Extract each line containing the string "Junior".

## BEGIN DATA FOR THIS TASK

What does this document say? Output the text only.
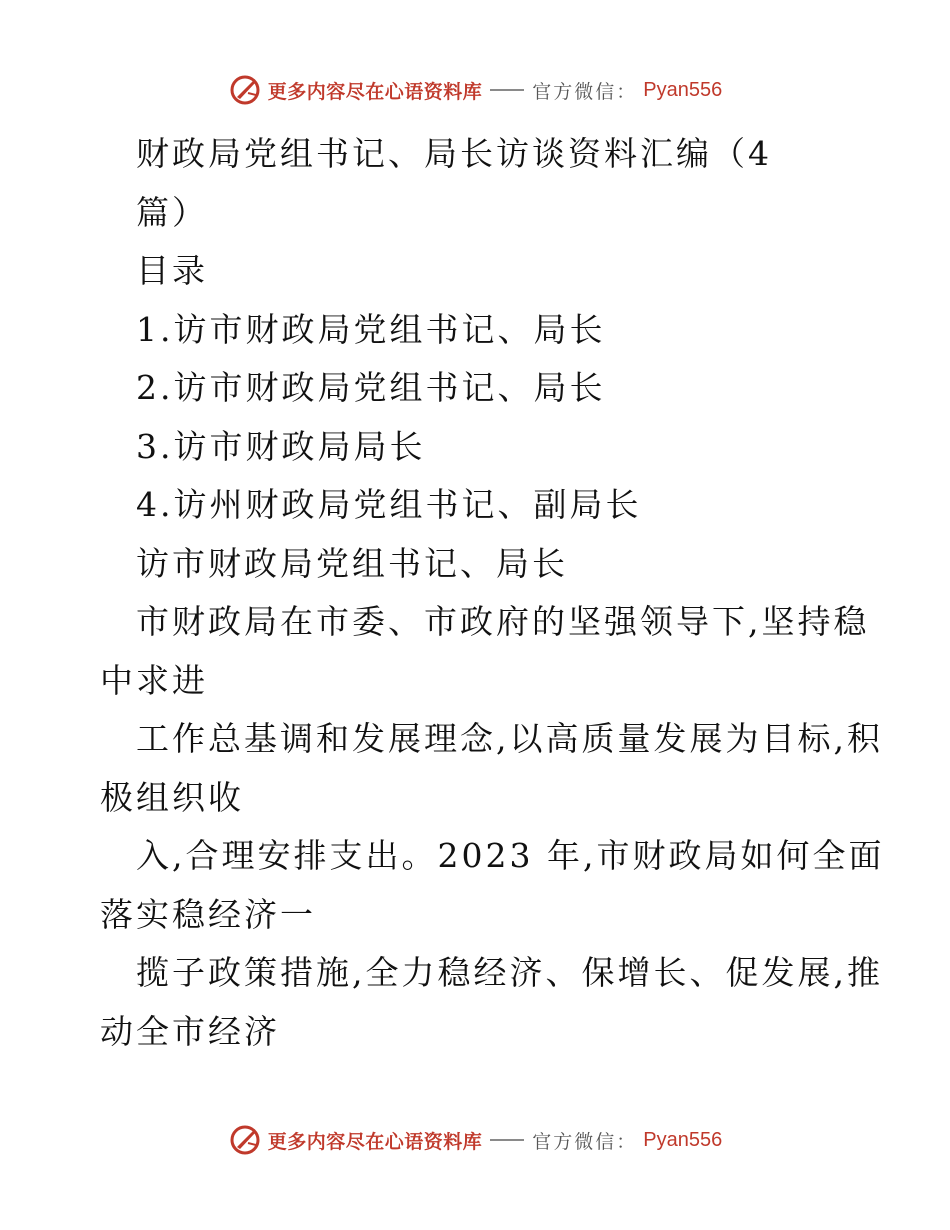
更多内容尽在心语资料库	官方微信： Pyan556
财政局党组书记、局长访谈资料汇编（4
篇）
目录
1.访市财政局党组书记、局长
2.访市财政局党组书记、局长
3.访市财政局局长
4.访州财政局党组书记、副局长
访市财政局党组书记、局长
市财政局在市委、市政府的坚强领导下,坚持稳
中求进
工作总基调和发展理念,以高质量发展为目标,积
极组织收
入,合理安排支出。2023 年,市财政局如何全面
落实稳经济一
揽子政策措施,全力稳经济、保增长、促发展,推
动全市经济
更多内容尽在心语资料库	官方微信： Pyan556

## END DATA FOR THIS TASK
## BEGIN DATA FOR THIS TASK

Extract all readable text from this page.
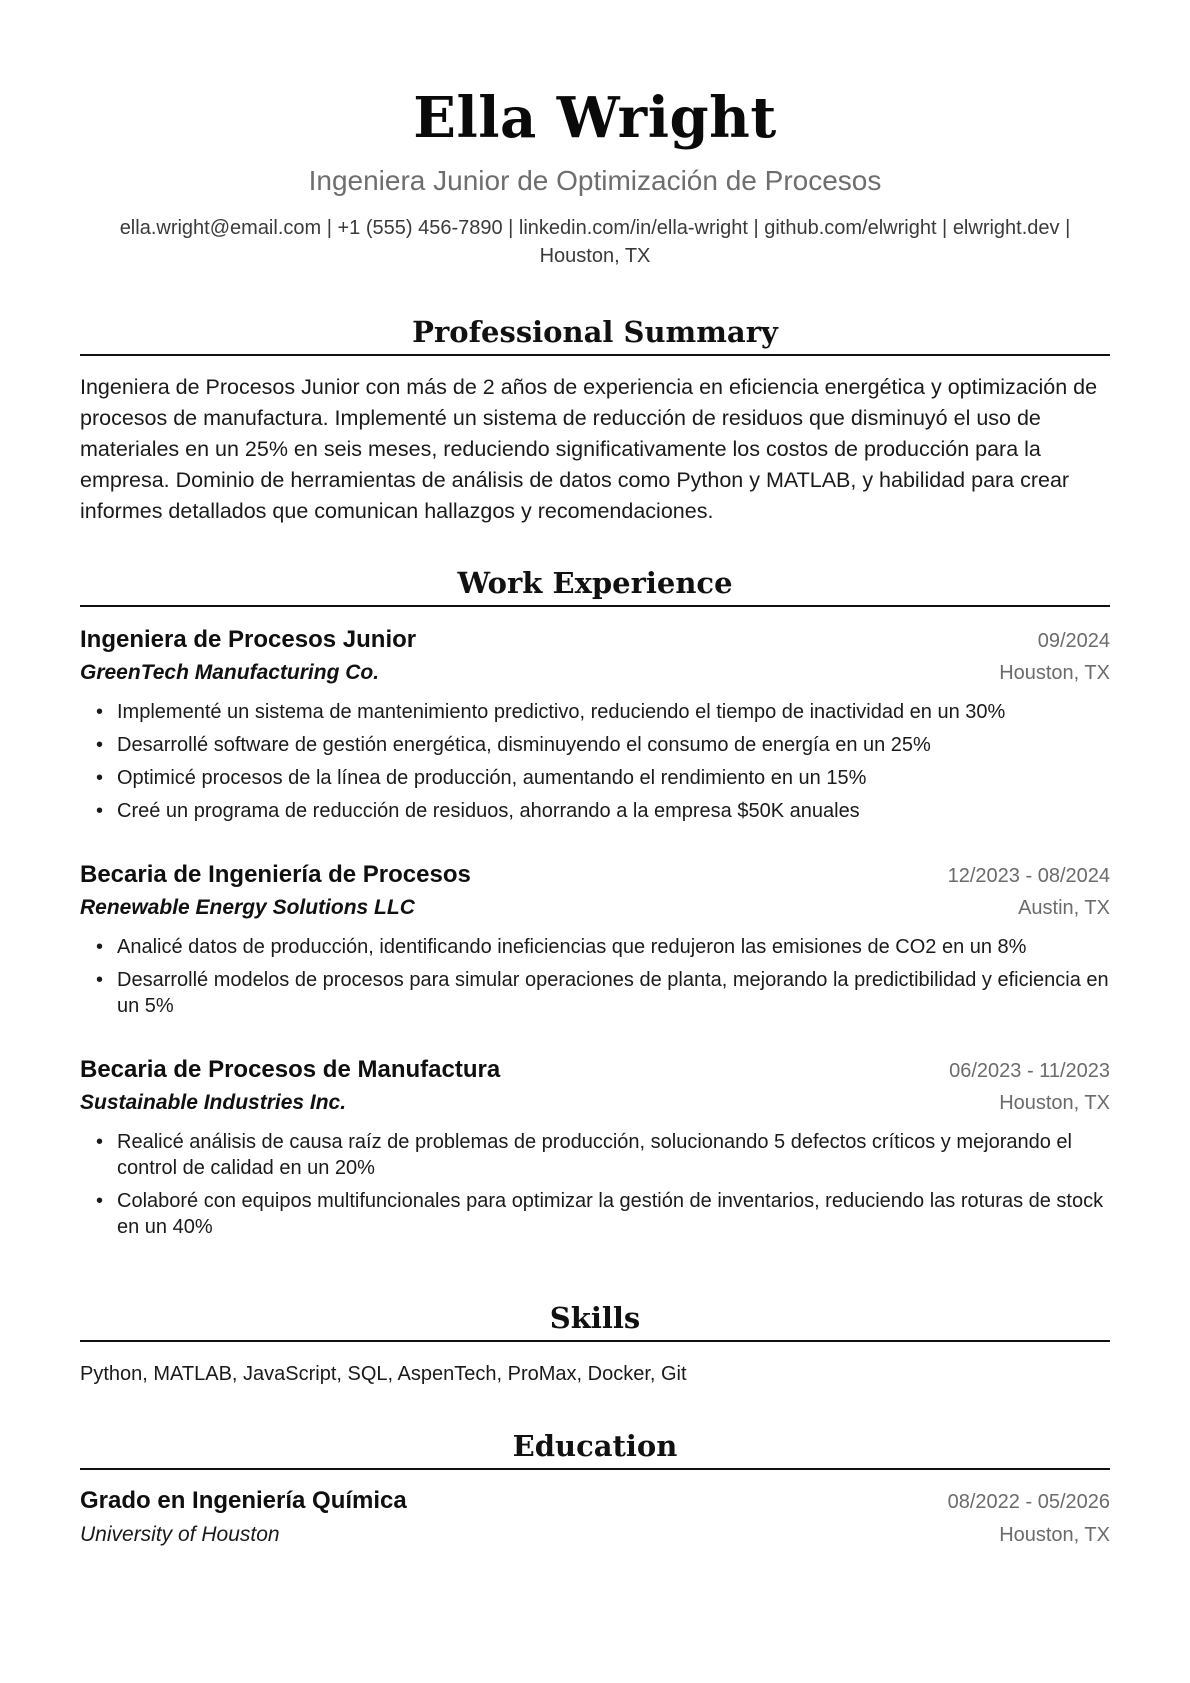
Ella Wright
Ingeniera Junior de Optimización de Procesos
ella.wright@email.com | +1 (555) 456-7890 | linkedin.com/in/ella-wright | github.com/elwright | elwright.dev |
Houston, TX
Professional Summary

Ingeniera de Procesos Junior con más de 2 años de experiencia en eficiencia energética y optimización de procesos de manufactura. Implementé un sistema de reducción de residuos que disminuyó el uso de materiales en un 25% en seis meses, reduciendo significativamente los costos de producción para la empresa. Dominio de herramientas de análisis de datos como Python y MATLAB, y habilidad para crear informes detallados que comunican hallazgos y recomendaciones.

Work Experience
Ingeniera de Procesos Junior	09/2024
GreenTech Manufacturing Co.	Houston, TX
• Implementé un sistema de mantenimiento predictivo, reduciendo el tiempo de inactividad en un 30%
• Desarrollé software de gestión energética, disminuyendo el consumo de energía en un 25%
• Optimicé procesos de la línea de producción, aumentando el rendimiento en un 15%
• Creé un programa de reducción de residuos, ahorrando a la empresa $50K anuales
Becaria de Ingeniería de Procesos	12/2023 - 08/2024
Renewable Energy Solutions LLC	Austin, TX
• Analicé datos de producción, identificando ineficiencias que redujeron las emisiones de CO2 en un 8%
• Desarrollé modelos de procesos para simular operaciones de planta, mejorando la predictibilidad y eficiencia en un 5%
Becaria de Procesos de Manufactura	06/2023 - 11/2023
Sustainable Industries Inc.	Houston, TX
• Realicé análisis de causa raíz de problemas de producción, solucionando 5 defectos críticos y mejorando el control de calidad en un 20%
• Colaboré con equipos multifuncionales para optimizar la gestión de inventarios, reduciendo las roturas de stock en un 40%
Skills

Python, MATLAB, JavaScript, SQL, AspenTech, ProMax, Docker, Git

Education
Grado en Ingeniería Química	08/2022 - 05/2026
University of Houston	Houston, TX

## END DATA FOR THIS TASK
## BEGIN DATA FOR THIS TASK

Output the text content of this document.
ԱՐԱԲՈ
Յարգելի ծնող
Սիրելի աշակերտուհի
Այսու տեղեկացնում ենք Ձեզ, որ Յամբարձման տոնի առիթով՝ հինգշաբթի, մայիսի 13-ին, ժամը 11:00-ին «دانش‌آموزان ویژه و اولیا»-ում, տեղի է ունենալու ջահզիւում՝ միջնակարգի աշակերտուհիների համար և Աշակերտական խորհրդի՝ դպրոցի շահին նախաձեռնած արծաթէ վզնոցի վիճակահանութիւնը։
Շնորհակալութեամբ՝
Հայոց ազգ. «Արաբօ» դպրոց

## END DATA FOR THIS TASK

### ANSWER TO THE PROBLEM
Ingeniera Junior de Optimización de Procesos
Ingeniera de Procesos Junior con más de 2 años de experiencia en eficiencia energética y optimización de procesos de manufactura. Implementé un sistema de reducción de residuos que disminuyó el uso de materiales en un 25% en seis meses, reduciendo significativamente los costos de producción para la empresa. Dominio de herramientas de análisis de datos como Python y MATLAB, y habilidad para crear informes detallados que comunican hallazgos y recomendaciones.
Ingeniera de Procesos Junior	09/2024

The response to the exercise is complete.